- WRITTEN EXERCISE: Each line of the material below that holds the word "Gender" needs to be copied.

-- -- --

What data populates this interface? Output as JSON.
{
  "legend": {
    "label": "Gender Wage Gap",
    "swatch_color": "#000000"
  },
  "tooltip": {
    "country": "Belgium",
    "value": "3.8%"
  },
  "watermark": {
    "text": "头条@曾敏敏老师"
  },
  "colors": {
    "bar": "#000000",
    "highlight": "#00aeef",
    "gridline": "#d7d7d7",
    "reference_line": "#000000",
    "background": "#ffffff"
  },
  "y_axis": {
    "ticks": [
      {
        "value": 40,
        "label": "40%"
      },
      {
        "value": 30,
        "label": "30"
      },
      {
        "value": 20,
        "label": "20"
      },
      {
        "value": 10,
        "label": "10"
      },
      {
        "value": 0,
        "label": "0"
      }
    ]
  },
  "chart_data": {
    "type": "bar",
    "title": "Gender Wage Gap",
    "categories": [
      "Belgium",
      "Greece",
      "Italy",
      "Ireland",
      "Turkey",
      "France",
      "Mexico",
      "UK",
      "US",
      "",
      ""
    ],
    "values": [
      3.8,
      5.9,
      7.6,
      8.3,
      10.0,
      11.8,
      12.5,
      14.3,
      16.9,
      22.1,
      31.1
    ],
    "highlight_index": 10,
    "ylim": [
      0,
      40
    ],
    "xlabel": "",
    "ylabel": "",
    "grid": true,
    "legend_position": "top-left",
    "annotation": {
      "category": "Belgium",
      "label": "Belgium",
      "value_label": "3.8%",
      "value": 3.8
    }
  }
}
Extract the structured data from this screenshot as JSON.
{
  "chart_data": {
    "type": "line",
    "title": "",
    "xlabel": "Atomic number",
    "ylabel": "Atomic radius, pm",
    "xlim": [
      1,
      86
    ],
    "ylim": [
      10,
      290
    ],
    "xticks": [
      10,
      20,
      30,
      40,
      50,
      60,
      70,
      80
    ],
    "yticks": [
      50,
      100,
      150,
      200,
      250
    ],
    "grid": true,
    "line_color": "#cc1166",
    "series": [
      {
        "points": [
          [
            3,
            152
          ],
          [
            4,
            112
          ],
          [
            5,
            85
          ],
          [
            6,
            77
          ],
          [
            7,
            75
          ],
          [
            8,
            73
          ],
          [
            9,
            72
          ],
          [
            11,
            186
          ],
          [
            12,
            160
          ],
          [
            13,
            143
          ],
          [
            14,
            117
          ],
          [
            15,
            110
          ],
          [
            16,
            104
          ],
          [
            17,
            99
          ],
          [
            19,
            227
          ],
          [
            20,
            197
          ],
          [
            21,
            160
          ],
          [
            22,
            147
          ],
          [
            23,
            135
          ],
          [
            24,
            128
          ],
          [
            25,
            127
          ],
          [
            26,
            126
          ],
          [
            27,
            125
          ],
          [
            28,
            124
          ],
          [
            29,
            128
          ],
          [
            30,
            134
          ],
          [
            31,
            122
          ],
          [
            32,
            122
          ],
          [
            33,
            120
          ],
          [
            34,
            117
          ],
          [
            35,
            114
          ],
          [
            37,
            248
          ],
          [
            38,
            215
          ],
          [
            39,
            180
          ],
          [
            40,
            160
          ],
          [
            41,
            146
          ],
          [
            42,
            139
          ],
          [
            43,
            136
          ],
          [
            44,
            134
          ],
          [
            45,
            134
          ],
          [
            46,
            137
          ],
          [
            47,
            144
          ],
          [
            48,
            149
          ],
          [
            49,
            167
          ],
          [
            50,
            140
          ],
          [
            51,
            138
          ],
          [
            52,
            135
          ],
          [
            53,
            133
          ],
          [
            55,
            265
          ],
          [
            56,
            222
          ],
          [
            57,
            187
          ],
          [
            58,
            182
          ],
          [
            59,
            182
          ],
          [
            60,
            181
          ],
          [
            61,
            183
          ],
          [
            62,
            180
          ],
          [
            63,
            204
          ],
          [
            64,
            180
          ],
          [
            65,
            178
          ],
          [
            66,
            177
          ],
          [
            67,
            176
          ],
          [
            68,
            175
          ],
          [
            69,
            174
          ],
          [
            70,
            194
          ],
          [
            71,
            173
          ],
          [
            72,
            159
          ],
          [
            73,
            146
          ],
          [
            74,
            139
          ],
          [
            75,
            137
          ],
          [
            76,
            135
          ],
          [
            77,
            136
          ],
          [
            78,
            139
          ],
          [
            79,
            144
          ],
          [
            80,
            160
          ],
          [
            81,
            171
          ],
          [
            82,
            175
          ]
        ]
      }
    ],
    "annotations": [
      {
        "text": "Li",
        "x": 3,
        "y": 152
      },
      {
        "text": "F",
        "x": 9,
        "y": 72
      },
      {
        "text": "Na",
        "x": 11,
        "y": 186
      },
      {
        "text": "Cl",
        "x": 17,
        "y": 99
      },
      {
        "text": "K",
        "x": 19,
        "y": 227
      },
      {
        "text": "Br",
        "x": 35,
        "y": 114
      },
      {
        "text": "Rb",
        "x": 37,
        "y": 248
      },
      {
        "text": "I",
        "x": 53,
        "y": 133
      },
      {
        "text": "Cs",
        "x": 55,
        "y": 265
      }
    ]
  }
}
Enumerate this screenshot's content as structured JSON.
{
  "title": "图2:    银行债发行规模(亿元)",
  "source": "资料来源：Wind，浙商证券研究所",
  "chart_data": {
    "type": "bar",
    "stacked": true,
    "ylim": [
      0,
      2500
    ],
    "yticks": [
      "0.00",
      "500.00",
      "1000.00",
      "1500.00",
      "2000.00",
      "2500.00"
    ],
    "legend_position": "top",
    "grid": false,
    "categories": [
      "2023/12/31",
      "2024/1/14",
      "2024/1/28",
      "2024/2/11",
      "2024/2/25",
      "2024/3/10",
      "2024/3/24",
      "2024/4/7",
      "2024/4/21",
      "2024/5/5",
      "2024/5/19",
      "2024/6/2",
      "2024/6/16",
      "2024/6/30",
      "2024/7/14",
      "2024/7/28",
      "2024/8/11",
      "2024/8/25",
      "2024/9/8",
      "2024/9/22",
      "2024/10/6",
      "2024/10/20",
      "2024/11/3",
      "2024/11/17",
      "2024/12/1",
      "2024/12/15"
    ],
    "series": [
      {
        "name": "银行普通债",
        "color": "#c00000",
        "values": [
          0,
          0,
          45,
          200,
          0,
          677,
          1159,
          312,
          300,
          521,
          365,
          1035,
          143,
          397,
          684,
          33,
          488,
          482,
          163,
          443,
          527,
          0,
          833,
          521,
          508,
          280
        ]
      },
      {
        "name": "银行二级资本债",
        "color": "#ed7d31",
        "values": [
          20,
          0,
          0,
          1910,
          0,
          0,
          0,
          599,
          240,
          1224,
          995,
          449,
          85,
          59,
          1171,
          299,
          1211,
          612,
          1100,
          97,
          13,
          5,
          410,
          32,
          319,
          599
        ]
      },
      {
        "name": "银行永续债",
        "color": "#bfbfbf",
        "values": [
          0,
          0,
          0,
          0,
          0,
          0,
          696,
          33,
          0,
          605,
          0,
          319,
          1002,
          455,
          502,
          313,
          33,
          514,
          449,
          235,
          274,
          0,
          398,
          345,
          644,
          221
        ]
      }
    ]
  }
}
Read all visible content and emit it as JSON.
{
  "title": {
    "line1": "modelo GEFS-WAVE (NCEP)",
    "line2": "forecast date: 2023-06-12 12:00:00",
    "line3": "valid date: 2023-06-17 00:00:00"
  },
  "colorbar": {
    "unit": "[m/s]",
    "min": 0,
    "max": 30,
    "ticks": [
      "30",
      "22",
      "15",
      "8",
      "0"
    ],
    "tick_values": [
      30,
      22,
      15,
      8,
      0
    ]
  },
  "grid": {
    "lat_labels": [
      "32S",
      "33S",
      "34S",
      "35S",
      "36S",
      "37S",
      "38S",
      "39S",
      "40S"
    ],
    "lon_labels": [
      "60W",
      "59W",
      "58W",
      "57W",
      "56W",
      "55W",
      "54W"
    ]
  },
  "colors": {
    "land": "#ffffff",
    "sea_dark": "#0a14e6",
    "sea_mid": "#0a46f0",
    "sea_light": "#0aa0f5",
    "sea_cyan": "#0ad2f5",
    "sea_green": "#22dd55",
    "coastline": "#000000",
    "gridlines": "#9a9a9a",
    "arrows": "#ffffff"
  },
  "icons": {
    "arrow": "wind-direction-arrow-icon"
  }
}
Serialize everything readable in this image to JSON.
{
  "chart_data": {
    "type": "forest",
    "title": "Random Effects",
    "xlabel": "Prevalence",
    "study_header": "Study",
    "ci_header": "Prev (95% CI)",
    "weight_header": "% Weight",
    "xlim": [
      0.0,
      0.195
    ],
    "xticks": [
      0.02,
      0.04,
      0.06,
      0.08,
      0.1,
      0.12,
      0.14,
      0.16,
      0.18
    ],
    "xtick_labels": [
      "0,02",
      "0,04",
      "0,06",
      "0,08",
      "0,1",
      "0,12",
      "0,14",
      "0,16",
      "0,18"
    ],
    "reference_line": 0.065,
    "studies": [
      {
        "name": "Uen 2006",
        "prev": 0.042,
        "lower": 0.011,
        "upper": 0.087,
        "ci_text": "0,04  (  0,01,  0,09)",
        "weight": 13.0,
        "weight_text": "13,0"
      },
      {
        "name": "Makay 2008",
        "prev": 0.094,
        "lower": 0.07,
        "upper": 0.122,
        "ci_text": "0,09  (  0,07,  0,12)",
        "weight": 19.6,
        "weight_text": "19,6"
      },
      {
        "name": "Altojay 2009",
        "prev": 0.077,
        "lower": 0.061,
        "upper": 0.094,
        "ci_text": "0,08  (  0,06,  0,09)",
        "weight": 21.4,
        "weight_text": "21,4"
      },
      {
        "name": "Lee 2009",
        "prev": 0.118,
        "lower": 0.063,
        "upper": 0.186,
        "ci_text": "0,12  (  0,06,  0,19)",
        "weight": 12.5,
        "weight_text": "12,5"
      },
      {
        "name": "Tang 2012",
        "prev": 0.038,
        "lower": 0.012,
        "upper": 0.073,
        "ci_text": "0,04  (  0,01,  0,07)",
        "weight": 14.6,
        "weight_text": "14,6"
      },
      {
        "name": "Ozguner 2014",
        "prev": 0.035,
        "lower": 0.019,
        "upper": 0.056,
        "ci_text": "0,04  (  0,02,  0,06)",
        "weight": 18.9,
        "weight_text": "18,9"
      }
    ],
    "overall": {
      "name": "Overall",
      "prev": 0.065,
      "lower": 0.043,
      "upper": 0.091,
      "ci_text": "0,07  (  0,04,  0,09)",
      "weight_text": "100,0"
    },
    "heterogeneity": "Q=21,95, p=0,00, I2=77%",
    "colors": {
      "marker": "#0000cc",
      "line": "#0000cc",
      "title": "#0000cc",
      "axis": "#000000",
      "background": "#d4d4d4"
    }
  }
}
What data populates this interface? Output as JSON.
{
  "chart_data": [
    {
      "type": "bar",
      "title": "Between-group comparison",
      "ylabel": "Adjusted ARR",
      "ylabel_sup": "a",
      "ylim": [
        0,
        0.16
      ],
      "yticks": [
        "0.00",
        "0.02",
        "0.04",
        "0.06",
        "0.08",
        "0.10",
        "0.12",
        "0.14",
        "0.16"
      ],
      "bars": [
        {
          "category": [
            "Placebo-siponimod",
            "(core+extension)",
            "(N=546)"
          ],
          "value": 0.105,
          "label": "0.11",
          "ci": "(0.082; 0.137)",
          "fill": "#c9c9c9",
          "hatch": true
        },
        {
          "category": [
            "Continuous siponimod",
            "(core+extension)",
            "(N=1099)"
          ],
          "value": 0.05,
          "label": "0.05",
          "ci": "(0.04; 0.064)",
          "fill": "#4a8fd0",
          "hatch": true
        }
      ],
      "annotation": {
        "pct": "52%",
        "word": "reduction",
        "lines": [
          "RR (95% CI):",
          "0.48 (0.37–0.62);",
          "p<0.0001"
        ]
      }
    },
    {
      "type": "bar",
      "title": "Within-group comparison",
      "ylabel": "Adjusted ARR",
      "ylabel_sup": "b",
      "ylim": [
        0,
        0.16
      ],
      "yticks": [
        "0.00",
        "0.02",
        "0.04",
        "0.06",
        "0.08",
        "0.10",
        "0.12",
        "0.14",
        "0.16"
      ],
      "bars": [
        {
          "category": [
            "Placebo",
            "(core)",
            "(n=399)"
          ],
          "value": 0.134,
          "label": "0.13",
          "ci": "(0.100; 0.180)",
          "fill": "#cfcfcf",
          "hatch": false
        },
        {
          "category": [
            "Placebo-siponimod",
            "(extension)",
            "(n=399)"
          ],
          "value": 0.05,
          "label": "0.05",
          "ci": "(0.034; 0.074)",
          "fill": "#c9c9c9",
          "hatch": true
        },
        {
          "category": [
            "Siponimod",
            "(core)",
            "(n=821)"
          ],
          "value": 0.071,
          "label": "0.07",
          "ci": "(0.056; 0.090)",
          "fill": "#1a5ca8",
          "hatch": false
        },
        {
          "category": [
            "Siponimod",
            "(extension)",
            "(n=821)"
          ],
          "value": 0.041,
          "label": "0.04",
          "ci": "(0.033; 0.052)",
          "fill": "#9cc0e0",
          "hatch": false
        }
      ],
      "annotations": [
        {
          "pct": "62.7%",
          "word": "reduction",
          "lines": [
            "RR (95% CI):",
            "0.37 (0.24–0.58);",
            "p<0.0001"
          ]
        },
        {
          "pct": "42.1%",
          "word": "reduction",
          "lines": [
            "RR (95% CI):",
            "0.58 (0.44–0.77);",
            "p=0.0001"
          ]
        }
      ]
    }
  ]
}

-- -- --

- PROBLEM SOLUTION:
    "label": "Gender Wage Gap",
    "title": "Gender Wage Gap",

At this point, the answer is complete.